• Task directions: Read the lines that follow and pick out every one containing the word "Parameters".

---------- Data to use

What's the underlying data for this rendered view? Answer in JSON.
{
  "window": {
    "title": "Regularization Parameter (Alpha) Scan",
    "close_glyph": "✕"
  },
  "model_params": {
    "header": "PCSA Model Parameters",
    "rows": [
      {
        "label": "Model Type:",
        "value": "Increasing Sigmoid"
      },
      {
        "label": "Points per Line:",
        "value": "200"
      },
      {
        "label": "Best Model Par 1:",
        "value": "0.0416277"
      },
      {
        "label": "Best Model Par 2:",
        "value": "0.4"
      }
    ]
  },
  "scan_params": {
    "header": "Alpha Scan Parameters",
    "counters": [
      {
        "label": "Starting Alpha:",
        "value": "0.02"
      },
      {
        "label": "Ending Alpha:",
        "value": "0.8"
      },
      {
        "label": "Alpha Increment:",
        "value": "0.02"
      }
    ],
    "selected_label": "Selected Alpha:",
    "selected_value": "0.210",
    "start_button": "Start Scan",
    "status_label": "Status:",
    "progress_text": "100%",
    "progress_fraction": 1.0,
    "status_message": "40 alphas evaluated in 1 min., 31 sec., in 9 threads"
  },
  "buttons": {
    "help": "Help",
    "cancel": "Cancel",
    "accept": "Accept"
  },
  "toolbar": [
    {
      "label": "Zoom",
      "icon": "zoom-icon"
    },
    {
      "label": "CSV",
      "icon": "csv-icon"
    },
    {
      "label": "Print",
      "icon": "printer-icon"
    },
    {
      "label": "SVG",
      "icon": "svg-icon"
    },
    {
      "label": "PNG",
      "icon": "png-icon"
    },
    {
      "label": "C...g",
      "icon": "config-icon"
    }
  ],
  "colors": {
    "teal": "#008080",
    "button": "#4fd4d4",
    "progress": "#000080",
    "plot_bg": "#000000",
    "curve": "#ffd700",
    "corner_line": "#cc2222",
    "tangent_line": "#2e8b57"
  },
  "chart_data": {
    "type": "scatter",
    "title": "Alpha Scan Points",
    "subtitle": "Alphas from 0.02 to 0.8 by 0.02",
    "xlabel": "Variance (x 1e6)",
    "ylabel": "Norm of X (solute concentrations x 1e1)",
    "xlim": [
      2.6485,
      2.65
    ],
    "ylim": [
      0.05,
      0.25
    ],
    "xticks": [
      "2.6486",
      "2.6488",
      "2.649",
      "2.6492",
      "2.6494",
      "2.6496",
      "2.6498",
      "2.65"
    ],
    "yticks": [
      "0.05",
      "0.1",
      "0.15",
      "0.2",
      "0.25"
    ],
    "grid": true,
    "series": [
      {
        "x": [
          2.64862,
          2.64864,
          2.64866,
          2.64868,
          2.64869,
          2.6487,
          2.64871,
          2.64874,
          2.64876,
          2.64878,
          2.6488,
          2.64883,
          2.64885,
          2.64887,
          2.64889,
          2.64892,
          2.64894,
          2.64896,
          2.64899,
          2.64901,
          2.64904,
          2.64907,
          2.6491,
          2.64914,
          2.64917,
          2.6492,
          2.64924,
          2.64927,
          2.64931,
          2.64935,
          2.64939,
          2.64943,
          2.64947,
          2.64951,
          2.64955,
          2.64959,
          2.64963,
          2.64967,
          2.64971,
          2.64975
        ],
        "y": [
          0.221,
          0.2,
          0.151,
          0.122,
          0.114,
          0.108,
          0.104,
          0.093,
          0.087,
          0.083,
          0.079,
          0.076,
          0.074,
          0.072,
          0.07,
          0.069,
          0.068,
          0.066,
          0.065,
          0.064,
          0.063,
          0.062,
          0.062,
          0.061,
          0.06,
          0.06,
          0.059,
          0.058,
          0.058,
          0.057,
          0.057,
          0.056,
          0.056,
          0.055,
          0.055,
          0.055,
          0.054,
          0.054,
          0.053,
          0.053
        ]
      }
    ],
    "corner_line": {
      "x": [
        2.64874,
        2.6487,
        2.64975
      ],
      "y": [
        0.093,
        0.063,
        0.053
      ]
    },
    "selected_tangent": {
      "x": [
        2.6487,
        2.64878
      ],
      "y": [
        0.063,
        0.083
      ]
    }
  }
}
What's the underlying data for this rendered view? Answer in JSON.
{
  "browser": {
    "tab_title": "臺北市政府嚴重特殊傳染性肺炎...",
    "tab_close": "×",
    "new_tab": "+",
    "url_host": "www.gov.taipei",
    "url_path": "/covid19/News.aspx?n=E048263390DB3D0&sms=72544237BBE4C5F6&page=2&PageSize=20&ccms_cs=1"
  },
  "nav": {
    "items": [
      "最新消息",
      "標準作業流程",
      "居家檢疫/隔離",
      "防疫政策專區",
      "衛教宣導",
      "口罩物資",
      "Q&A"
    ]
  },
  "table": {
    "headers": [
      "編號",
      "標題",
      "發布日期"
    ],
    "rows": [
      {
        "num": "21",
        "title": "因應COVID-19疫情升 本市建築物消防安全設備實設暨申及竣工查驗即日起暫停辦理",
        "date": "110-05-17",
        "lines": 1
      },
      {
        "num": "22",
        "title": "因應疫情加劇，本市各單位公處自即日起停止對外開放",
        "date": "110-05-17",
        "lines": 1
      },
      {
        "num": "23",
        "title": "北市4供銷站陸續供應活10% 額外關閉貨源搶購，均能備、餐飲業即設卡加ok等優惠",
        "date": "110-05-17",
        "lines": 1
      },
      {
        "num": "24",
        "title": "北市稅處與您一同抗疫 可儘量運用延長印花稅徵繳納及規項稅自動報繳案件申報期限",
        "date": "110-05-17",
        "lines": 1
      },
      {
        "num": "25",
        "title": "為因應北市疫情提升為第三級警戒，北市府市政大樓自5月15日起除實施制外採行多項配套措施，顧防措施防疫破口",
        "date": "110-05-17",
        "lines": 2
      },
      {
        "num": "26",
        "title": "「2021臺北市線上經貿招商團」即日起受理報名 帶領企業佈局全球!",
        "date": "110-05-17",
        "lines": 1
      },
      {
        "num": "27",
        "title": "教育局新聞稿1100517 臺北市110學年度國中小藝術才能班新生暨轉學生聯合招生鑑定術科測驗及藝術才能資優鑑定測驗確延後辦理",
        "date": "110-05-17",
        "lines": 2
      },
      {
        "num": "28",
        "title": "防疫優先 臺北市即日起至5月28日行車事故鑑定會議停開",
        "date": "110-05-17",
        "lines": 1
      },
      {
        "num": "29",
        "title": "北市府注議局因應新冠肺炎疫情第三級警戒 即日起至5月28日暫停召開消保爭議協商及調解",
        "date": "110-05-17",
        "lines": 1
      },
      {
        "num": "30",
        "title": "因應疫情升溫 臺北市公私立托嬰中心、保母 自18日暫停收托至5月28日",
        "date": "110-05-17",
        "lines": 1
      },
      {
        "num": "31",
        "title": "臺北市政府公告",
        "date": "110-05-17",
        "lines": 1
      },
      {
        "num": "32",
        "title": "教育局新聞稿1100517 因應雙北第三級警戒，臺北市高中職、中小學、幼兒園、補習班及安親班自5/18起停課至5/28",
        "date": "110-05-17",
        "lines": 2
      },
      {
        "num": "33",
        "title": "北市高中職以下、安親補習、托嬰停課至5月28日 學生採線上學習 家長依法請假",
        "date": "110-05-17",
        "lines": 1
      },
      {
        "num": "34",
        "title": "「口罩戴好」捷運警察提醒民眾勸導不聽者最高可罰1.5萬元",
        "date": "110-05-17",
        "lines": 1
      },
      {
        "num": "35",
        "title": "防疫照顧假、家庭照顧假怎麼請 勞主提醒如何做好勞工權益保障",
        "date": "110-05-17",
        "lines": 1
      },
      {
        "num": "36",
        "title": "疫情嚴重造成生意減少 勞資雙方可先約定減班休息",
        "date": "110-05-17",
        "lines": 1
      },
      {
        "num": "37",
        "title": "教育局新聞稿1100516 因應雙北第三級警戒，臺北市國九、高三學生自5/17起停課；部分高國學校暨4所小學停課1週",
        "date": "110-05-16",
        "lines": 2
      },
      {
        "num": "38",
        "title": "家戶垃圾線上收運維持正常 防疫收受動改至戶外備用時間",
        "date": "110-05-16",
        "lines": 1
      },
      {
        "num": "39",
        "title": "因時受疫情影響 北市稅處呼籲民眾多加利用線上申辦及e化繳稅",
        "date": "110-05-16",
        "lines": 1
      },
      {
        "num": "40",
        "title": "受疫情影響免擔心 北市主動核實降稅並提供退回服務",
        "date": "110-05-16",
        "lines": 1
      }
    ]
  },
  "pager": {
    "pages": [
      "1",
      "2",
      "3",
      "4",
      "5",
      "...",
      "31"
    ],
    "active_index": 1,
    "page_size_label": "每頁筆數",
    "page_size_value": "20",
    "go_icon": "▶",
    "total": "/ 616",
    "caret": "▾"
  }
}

--------------------

• Expected answer:
    "header": "PCSA Model Parameters",
    "header": "Alpha Scan Parameters",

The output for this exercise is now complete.